◆ **Exercise brief**
Write every entry out again exactly, please, and skip the pictures.

◆ **Extracted entries**
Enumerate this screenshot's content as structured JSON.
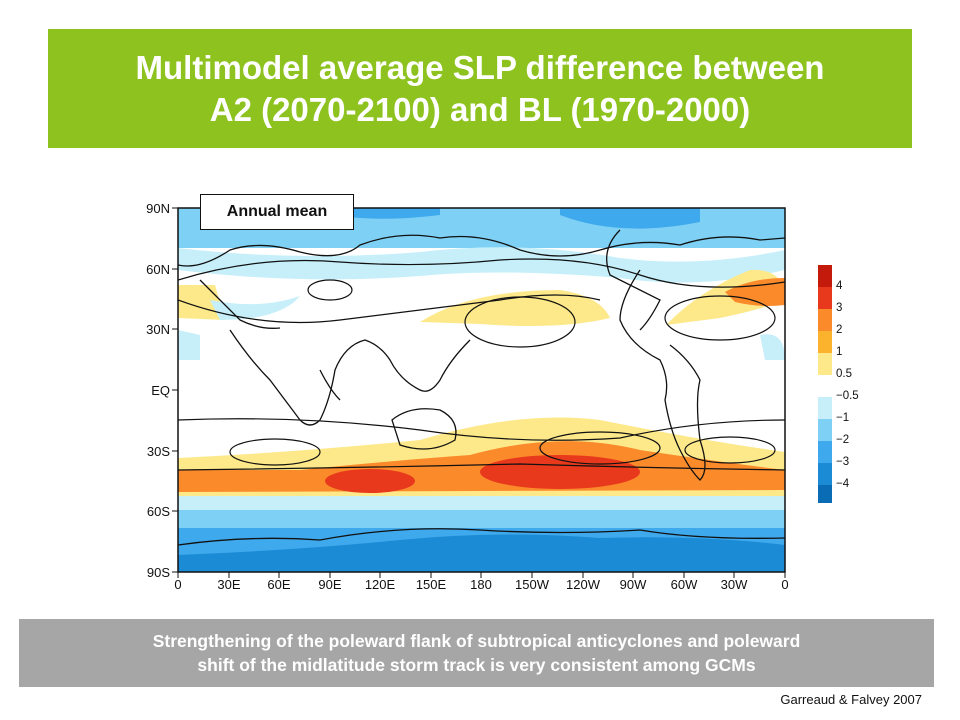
{
  "title": {
    "line1": "Multimodel average SLP difference between",
    "line2": "A2 (2070-2100) and BL (1970-2000)"
  },
  "map": {
    "panel_label": "Annual mean",
    "lat_ticks": [
      "90N",
      "60N",
      "30N",
      "EQ",
      "30S",
      "60S",
      "90S"
    ],
    "lon_ticks": [
      "0",
      "30E",
      "60E",
      "90E",
      "120E",
      "150E",
      "180",
      "150W",
      "120W",
      "90W",
      "60W",
      "30W",
      "0"
    ]
  },
  "colorbar": {
    "labels": [
      "4",
      "3",
      "2",
      "1",
      "0.5",
      "−0.5",
      "−1",
      "−2",
      "−3",
      "−4"
    ],
    "colors": [
      "#c31a0c",
      "#e8391c",
      "#fb8a2b",
      "#fde98a",
      "#ffffff",
      "#c6effa",
      "#7ed1f5",
      "#3ea9ec",
      "#1c8bd6",
      "#0b6cb6"
    ]
  },
  "footer": {
    "line1": "Strengthening of the poleward flank of subtropical anticyclones and poleward",
    "line2": "shift of the midlatitude storm track is very consistent among GCMs"
  },
  "credit": "Garreaud & Falvey 2007"
}
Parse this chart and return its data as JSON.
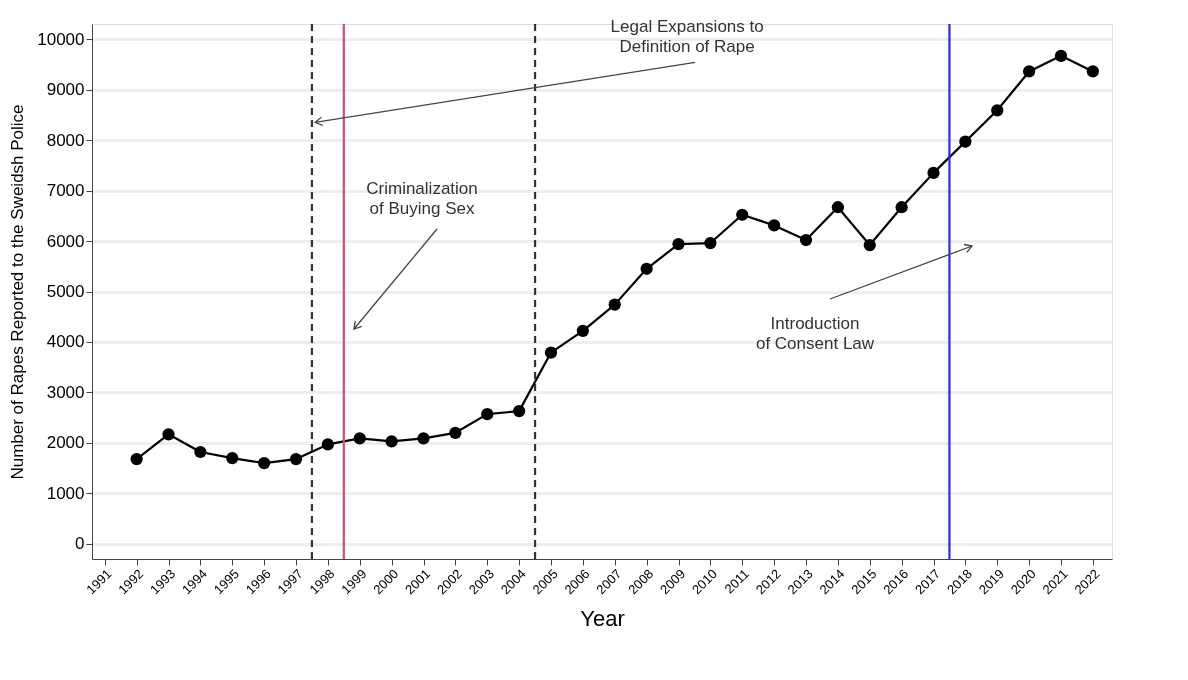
{
  "chart_data": {
    "type": "line",
    "xlabel": "Year",
    "ylabel": "Number of Rapes Reported to the Sweidsh Police",
    "x": [
      1992,
      1993,
      1994,
      1995,
      1996,
      1997,
      1998,
      1999,
      2000,
      2001,
      2002,
      2003,
      2004,
      2005,
      2006,
      2007,
      2008,
      2009,
      2010,
      2011,
      2012,
      2013,
      2014,
      2015,
      2016,
      2017,
      2018,
      2019,
      2020,
      2021,
      2022
    ],
    "series": [
      {
        "color": "#000000",
        "values": [
          1680,
          2170,
          1820,
          1700,
          1600,
          1680,
          1970,
          2090,
          2030,
          2090,
          2200,
          2570,
          2630,
          3790,
          4220,
          4740,
          5450,
          5940,
          5960,
          6520,
          6310,
          6020,
          6670,
          5920,
          6670,
          7350,
          7970,
          8590,
          9360,
          9670,
          9360
        ]
      }
    ],
    "xlim": [
      1990.6,
      2022.6
    ],
    "xticks": [
      1991,
      1992,
      1993,
      1994,
      1995,
      1996,
      1997,
      1998,
      1999,
      2000,
      2001,
      2002,
      2003,
      2004,
      2005,
      2006,
      2007,
      2008,
      2009,
      2010,
      2011,
      2012,
      2013,
      2014,
      2015,
      2016,
      2017,
      2018,
      2019,
      2020,
      2021,
      2022
    ],
    "ylim": [
      -300,
      10300
    ],
    "yticks": [
      0,
      1000,
      2000,
      3000,
      4000,
      5000,
      6000,
      7000,
      8000,
      9000,
      10000
    ],
    "grid": "y",
    "marker": "circle",
    "line_style": "solid",
    "ref_lines": [
      {
        "axis": "x",
        "value": 1997.5,
        "color": "#333333",
        "line_style": "dashed"
      },
      {
        "axis": "x",
        "value": 1998.5,
        "color": "#c8506e",
        "line_style": "solid"
      },
      {
        "axis": "x",
        "value": 2004.5,
        "color": "#333333",
        "line_style": "dashed"
      },
      {
        "axis": "x",
        "value": 2017.5,
        "color": "#2a2ae0",
        "line_style": "solid"
      }
    ],
    "annotations": [
      {
        "text": "Legal Expansions to Definition of Rape",
        "x": 1997.6,
        "y": 8350
      },
      "Criminalization of Buying Sex",
      "Introduction of Consent Law"
    ]
  }
}
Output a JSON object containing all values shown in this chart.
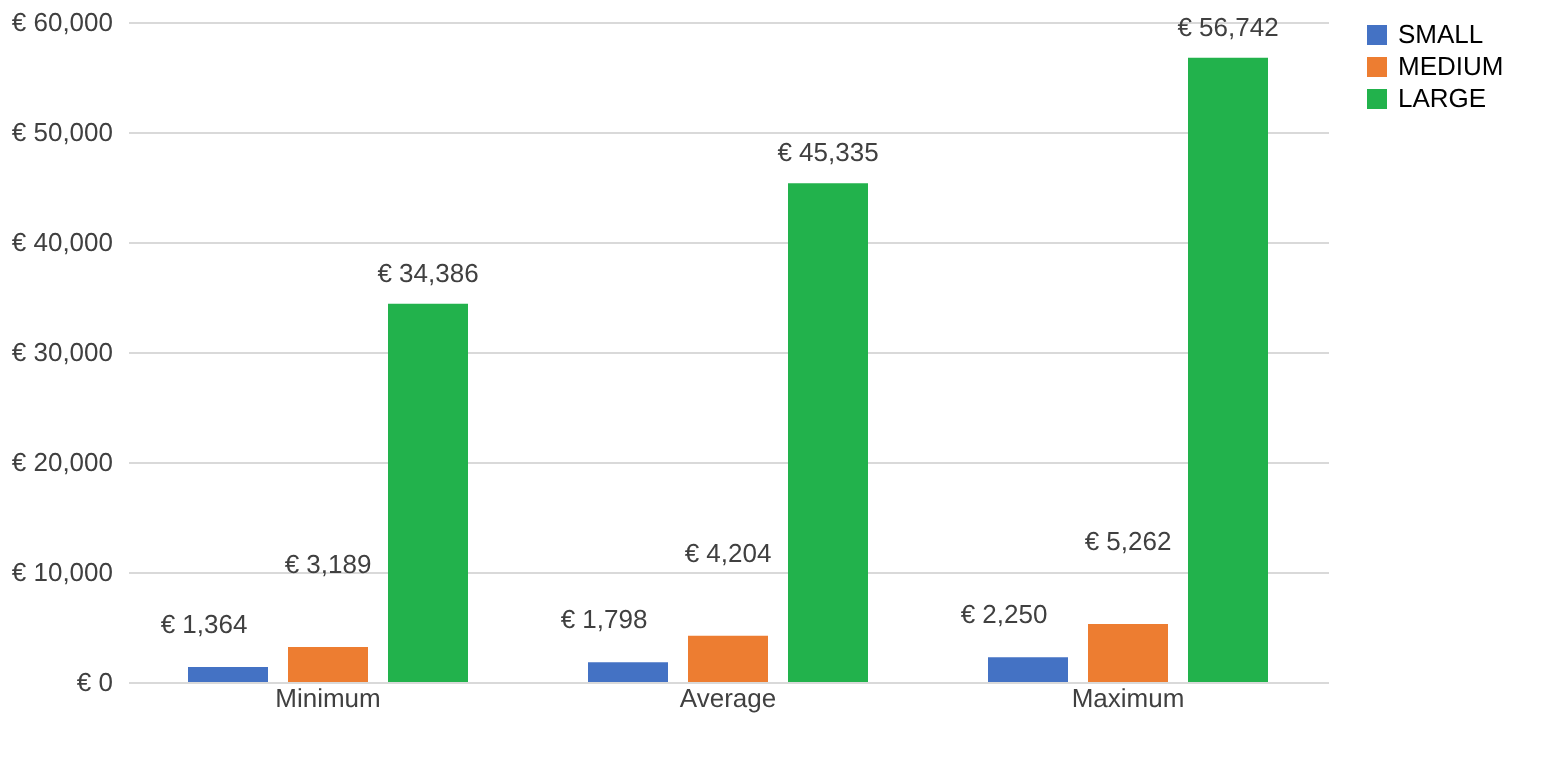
{
  "chart_data": {
    "type": "bar",
    "categories": [
      "Minimum",
      "Average",
      "Maximum"
    ],
    "series": [
      {
        "name": "SMALL",
        "color": "#4472c4",
        "values": [
          1364,
          1798,
          2250
        ],
        "value_labels": [
          "€ 1,364",
          "€ 1,798",
          "€ 2,250"
        ]
      },
      {
        "name": "MEDIUM",
        "color": "#ed7d31",
        "values": [
          3189,
          4204,
          5262
        ],
        "value_labels": [
          "€ 3,189",
          "€ 4,204",
          "€ 5,262"
        ]
      },
      {
        "name": "LARGE",
        "color": "#22b24c",
        "values": [
          34386,
          45335,
          56742
        ],
        "value_labels": [
          "€ 34,386",
          "€ 45,335",
          "€ 56,742"
        ]
      }
    ],
    "ylim": [
      0,
      60000
    ],
    "yticks": [
      {
        "value": 0,
        "label": "€ 0"
      },
      {
        "value": 10000,
        "label": "€ 10,000"
      },
      {
        "value": 20000,
        "label": "€ 20,000"
      },
      {
        "value": 30000,
        "label": "€ 30,000"
      },
      {
        "value": 40000,
        "label": "€ 40,000"
      },
      {
        "value": 50000,
        "label": "€ 50,000"
      },
      {
        "value": 60000,
        "label": "€ 60,000"
      }
    ],
    "grid": "y",
    "legend": "right"
  }
}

◆ **Final result**
Enumerate this screenshot's content as structured JSON.
{
  "title": {
    "line1": "Multimodel average SLP difference between",
    "line2": "A2 (2070-2100) and BL (1970-2000)"
  },
  "map": {
    "panel_label": "Annual mean",
    "lat_ticks": [
      "90N",
      "60N",
      "30N",
      "EQ",
      "30S",
      "60S",
      "90S"
    ],
    "lon_ticks": [
      "0",
      "30E",
      "60E",
      "90E",
      "120E",
      "150E",
      "180",
      "150W",
      "120W",
      "90W",
      "60W",
      "30W",
      "0"
    ]
  },
  "colorbar": {
    "labels": [
      "4",
      "3",
      "2",
      "1",
      "0.5",
      "−0.5",
      "−1",
      "−2",
      "−3",
      "−4"
    ],
    "colors": [
      "#c31a0c",
      "#e8391c",
      "#fb8a2b",
      "#fde98a",
      "#ffffff",
      "#c6effa",
      "#7ed1f5",
      "#3ea9ec",
      "#1c8bd6",
      "#0b6cb6"
    ]
  },
  "footer": {
    "line1": "Strengthening of the poleward flank of subtropical anticyclones and poleward",
    "line2": "shift of the midlatitude storm track is very consistent among GCMs"
  },
  "credit": "Garreaud & Falvey 2007"
}
Parse this chart and return its data as JSON.
{
  "chart_data": {
    "type": "line",
    "xlabel": "Year",
    "ylabel": "Number of Rapes Reported to the Sweidsh Police",
    "x": [
      1992,
      1993,
      1994,
      1995,
      1996,
      1997,
      1998,
      1999,
      2000,
      2001,
      2002,
      2003,
      2004,
      2005,
      2006,
      2007,
      2008,
      2009,
      2010,
      2011,
      2012,
      2013,
      2014,
      2015,
      2016,
      2017,
      2018,
      2019,
      2020,
      2021,
      2022
    ],
    "series": [
      {
        "color": "#000000",
        "values": [
          1680,
          2170,
          1820,
          1700,
          1600,
          1680,
          1970,
          2090,
          2030,
          2090,
          2200,
          2570,
          2630,
          3790,
          4220,
          4740,
          5450,
          5940,
          5960,
          6520,
          6310,
          6020,
          6670,
          5920,
          6670,
          7350,
          7970,
          8590,
          9360,
          9670,
          9360
        ]
      }
    ],
    "xlim": [
      1990.6,
      2022.6
    ],
    "xticks": [
      1991,
      1992,
      1993,
      1994,
      1995,
      1996,
      1997,
      1998,
      1999,
      2000,
      2001,
      2002,
      2003,
      2004,
      2005,
      2006,
      2007,
      2008,
      2009,
      2010,
      2011,
      2012,
      2013,
      2014,
      2015,
      2016,
      2017,
      2018,
      2019,
      2020,
      2021,
      2022
    ],
    "ylim": [
      -300,
      10300
    ],
    "yticks": [
      0,
      1000,
      2000,
      3000,
      4000,
      5000,
      6000,
      7000,
      8000,
      9000,
      10000
    ],
    "grid": "y",
    "marker": "circle",
    "line_style": "solid",
    "ref_lines": [
      {
        "axis": "x",
        "value": 1997.5,
        "color": "#333333",
        "line_style": "dashed"
      },
      {
        "axis": "x",
        "value": 1998.5,
        "color": "#c8506e",
        "line_style": "solid"
      },
      {
        "axis": "x",
        "value": 2004.5,
        "color": "#333333",
        "line_style": "dashed"
      },
      {
        "axis": "x",
        "value": 2017.5,
        "color": "#2a2ae0",
        "line_style": "solid"
      }
    ],
    "annotations": [
      {
        "text": "Legal Expansions to Definition of Rape",
        "x": 1997.6,
        "y": 8350
      },
      "Criminalization of Buying Sex",
      "Introduction of Consent Law"
    ]
  }
}
Output a JSON object containing all values shown in this chart.
{
  "chart_data": {
    "type": "bar",
    "categories": [
      "Minimum",
      "Average",
      "Maximum"
    ],
    "series": [
      {
        "name": "SMALL",
        "color": "#4472c4",
        "values": [
          1364,
          1798,
          2250
        ],
        "value_labels": [
          "€ 1,364",
          "€ 1,798",
          "€ 2,250"
        ]
      },
      {
        "name": "MEDIUM",
        "color": "#ed7d31",
        "values": [
          3189,
          4204,
          5262
        ],
        "value_labels": [
          "€ 3,189",
          "€ 4,204",
          "€ 5,262"
        ]
      },
      {
        "name": "LARGE",
        "color": "#22b24c",
        "values": [
          34386,
          45335,
          56742
        ],
        "value_labels": [
          "€ 34,386",
          "€ 45,335",
          "€ 56,742"
        ]
      }
    ],
    "ylim": [
      0,
      60000
    ],
    "yticks": [
      {
        "value": 0,
        "label": "€ 0"
      },
      {
        "value": 10000,
        "label": "€ 10,000"
      },
      {
        "value": 20000,
        "label": "€ 20,000"
      },
      {
        "value": 30000,
        "label": "€ 30,000"
      },
      {
        "value": 40000,
        "label": "€ 40,000"
      },
      {
        "value": 50000,
        "label": "€ 50,000"
      },
      {
        "value": 60000,
        "label": "€ 60,000"
      }
    ],
    "grid": "y",
    "legend": "right"
  }
}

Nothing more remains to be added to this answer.